The request
Gather all lines in the records below that include the word "fala".

───── Data lines ─────

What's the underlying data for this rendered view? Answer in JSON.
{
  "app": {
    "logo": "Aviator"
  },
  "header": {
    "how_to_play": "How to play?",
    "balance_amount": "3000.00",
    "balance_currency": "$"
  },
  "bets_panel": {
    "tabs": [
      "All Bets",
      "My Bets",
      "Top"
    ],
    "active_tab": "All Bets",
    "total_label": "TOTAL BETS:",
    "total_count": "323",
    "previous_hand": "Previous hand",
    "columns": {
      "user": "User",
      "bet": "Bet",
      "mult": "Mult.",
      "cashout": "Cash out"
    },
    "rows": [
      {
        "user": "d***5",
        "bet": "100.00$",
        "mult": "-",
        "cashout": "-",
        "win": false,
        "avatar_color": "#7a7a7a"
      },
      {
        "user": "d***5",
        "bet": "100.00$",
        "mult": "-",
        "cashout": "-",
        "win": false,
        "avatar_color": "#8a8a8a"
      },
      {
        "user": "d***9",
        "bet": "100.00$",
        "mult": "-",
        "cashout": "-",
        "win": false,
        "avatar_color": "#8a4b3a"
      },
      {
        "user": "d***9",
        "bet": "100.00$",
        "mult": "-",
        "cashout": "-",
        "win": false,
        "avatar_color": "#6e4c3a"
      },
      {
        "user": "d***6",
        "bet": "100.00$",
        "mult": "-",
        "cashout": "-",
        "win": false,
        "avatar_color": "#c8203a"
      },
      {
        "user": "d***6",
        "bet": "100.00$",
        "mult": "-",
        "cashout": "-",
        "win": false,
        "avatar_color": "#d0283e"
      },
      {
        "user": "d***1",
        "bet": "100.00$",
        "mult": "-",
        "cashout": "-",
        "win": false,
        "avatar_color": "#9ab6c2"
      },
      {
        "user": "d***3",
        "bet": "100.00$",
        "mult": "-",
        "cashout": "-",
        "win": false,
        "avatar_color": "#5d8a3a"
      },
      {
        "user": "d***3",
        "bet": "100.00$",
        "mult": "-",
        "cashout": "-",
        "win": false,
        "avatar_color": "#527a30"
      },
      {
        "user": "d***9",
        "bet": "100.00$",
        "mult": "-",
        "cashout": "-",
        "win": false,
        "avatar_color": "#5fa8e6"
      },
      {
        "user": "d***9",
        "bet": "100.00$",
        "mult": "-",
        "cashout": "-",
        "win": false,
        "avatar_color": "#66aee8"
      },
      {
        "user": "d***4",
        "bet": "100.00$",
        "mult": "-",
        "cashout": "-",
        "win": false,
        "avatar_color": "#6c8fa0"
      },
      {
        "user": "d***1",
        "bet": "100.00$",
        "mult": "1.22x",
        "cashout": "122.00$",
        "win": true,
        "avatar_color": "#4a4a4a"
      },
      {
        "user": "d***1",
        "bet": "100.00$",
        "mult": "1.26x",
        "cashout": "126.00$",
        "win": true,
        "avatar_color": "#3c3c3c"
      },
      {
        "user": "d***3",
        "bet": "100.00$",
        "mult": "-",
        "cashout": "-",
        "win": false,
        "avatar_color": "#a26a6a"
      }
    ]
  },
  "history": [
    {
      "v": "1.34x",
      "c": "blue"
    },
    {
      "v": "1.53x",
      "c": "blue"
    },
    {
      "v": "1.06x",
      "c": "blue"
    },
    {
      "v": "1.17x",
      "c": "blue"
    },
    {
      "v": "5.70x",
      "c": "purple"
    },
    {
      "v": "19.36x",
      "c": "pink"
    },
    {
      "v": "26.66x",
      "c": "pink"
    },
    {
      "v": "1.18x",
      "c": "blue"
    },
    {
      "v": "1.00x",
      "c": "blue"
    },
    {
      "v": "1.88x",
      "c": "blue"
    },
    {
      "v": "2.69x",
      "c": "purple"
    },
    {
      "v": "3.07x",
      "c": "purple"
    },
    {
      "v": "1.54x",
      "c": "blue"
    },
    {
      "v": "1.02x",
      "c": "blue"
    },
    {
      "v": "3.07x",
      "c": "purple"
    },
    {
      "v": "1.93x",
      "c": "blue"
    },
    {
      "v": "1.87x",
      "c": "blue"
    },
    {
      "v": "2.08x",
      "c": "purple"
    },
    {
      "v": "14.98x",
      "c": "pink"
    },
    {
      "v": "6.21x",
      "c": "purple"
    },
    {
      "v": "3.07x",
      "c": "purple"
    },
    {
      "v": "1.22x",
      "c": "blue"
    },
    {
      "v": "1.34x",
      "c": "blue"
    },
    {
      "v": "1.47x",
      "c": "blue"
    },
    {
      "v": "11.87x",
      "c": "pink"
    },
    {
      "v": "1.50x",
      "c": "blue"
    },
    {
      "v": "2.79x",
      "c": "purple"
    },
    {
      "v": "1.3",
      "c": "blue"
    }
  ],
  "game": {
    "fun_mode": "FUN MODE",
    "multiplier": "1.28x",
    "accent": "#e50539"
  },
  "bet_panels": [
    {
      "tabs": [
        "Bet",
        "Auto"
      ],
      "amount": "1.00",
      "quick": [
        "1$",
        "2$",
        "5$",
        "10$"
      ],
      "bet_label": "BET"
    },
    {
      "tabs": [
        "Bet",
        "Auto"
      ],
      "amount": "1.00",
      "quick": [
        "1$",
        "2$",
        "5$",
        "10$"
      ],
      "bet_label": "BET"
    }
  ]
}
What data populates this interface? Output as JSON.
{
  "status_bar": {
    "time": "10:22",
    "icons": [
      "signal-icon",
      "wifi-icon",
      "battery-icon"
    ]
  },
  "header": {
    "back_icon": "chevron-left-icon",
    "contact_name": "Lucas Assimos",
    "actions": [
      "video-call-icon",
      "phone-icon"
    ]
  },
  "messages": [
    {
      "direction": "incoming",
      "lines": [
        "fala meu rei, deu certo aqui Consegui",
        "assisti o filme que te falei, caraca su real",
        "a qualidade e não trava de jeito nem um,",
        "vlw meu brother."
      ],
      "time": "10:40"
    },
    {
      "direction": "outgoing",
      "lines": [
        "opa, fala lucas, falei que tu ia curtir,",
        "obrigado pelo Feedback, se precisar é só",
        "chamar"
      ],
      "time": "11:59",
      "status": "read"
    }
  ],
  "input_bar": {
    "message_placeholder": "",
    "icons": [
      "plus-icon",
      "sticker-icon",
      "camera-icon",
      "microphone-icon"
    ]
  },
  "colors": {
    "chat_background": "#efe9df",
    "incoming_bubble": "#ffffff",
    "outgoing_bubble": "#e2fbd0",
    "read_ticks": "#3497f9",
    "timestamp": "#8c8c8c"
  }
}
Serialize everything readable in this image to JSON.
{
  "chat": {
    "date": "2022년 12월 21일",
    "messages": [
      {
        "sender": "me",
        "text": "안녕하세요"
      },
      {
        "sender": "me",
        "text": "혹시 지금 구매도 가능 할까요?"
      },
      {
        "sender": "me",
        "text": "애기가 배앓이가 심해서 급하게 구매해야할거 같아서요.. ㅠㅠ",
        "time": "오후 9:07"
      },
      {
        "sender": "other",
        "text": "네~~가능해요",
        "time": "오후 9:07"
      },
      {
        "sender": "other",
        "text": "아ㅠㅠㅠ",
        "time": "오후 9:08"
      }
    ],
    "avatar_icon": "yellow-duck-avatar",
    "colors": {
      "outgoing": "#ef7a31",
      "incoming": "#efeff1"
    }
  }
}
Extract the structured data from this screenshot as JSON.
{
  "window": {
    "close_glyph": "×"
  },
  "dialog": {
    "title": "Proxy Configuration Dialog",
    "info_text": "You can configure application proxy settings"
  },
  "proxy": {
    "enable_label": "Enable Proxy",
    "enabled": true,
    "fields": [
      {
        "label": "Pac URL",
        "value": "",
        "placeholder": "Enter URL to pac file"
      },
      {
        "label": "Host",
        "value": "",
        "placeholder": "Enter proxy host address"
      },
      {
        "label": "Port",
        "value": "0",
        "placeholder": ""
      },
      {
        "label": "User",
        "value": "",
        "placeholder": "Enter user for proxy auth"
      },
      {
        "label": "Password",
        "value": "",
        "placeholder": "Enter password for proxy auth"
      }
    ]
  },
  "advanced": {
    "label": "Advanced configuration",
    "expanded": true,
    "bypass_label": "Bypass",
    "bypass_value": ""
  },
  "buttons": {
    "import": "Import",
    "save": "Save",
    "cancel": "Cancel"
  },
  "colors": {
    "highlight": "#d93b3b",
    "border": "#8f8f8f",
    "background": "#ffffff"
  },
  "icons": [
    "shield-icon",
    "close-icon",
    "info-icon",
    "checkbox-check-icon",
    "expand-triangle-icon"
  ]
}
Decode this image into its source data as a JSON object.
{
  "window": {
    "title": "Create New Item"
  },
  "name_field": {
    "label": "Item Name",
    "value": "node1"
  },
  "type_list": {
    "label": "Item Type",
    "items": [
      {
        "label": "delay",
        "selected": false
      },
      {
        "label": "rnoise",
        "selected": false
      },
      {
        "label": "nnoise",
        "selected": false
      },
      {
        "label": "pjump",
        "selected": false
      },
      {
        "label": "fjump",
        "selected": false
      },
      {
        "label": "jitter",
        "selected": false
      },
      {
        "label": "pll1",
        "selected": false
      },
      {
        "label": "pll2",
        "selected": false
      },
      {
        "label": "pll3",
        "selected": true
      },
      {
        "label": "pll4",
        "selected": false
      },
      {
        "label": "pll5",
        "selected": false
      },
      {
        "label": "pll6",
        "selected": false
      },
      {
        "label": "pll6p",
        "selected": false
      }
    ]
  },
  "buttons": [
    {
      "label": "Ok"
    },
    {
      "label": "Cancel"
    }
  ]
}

─────

Task output
        "fala meu rei, deu certo aqui Consegui",
        "opa, fala lucas, falei que tu ia curtir,",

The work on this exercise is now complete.